(Data entries)
>>>

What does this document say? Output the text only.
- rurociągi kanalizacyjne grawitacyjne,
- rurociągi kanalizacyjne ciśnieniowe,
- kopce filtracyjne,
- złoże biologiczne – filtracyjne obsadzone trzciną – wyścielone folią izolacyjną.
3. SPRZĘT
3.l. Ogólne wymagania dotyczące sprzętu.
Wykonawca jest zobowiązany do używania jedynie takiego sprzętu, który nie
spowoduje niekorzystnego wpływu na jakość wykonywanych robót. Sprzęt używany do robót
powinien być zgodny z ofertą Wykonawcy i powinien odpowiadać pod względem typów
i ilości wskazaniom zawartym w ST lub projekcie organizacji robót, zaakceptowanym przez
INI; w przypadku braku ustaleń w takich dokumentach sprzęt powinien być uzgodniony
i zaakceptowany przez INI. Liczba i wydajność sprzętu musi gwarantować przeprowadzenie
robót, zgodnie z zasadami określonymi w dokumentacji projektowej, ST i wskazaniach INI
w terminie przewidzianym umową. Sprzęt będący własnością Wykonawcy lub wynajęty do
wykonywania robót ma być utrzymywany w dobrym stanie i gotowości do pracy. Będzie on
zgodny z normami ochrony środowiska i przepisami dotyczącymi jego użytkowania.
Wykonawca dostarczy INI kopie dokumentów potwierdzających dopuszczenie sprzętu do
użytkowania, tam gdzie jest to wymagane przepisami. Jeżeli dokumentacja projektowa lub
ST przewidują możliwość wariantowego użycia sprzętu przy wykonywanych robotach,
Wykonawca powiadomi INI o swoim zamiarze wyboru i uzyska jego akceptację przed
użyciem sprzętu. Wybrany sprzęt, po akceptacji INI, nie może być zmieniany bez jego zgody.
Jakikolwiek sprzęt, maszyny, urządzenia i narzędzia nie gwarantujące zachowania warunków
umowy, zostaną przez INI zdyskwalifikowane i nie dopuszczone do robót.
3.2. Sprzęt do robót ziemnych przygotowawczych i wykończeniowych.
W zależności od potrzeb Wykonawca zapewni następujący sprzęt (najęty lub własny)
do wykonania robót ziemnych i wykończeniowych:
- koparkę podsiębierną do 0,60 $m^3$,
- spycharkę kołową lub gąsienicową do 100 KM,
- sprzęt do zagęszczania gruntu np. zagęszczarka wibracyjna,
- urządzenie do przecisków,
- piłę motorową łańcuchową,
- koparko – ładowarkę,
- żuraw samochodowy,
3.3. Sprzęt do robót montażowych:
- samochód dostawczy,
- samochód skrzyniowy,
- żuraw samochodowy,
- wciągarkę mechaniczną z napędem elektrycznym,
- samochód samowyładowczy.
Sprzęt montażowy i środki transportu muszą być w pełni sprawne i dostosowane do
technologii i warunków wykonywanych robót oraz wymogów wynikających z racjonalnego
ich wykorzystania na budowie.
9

<<<

Restate the whole listing exactly.

What does this document say? Output the text only.
- rurociągi kanalizacyjne grawitacyjne,
- rurociągi kanalizacyjne ciśnieniowe,
- kopce filtracyjne,
- złoże biologiczne – filtracyjne obsadzone trzciną – wyścielone folią izolacyjną.
3. SPRZĘT
3.l. Ogólne wymagania dotyczące sprzętu.
Wykonawca jest zobowiązany do używania jedynie takiego sprzętu, który nie
spowoduje niekorzystnego wpływu na jakość wykonywanych robót. Sprzęt używany do robót
powinien być zgodny z ofertą Wykonawcy i powinien odpowiadać pod względem typów
i ilości wskazaniom zawartym w ST lub projekcie organizacji robót, zaakceptowanym przez
INI; w przypadku braku ustaleń w takich dokumentach sprzęt powinien być uzgodniony
i zaakceptowany przez INI. Liczba i wydajność sprzętu musi gwarantować przeprowadzenie
robót, zgodnie z zasadami określonymi w dokumentacji projektowej, ST i wskazaniach INI
w terminie przewidzianym umową. Sprzęt będący własnością Wykonawcy lub wynajęty do
wykonywania robót ma być utrzymywany w dobrym stanie i gotowości do pracy. Będzie on
zgodny z normami ochrony środowiska i przepisami dotyczącymi jego użytkowania.
Wykonawca dostarczy INI kopie dokumentów potwierdzających dopuszczenie sprzętu do
użytkowania, tam gdzie jest to wymagane przepisami. Jeżeli dokumentacja projektowa lub
ST przewidują możliwość wariantowego użycia sprzętu przy wykonywanych robotach,
Wykonawca powiadomi INI o swoim zamiarze wyboru i uzyska jego akceptację przed
użyciem sprzętu. Wybrany sprzęt, po akceptacji INI, nie może być zmieniany bez jego zgody.
Jakikolwiek sprzęt, maszyny, urządzenia i narzędzia nie gwarantujące zachowania warunków
umowy, zostaną przez INI zdyskwalifikowane i nie dopuszczone do robót.
3.2. Sprzęt do robót ziemnych przygotowawczych i wykończeniowych.
W zależności od potrzeb Wykonawca zapewni następujący sprzęt (najęty lub własny)
do wykonania robót ziemnych i wykończeniowych:
- koparkę podsiębierną do 0,60 $m^3$,
- spycharkę kołową lub gąsienicową do 100 KM,
- sprzęt do zagęszczania gruntu np. zagęszczarka wibracyjna,
- urządzenie do przecisków,
- piłę motorową łańcuchową,
- koparko – ładowarkę,
- żuraw samochodowy,
3.3. Sprzęt do robót montażowych:
- samochód dostawczy,
- samochód skrzyniowy,
- żuraw samochodowy,
- wciągarkę mechaniczną z napędem elektrycznym,
- samochód samowyładowczy.
Sprzęt montażowy i środki transportu muszą być w pełni sprawne i dostosowane do
technologii i warunków wykonywanych robót oraz wymogów wynikających z racjonalnego
ich wykorzystania na budowie.
9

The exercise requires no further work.